Instructions to follow:
Reproduce the listing exactly, with no pictures in your copy.

Stored data:
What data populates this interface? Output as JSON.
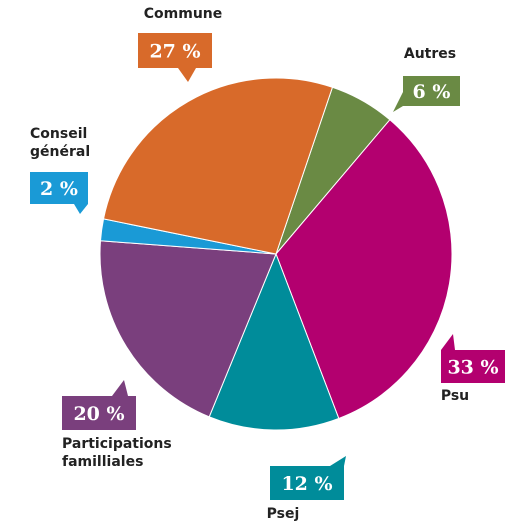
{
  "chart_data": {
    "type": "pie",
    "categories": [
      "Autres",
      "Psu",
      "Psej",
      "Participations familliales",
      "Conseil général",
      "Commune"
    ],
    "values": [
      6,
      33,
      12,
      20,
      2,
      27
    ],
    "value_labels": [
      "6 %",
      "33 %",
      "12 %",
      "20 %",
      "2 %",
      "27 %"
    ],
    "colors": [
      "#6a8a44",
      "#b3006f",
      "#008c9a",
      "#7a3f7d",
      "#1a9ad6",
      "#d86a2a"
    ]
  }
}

Answer in full:
What data populates this interface? Output as JSON.
{
  "chart_data": {
    "type": "pie",
    "categories": [
      "Autres",
      "Psu",
      "Psej",
      "Participations familliales",
      "Conseil général",
      "Commune"
    ],
    "values": [
      6,
      33,
      12,
      20,
      2,
      27
    ],
    "value_labels": [
      "6 %",
      "33 %",
      "12 %",
      "20 %",
      "2 %",
      "27 %"
    ],
    "colors": [
      "#6a8a44",
      "#b3006f",
      "#008c9a",
      "#7a3f7d",
      "#1a9ad6",
      "#d86a2a"
    ]
  }
}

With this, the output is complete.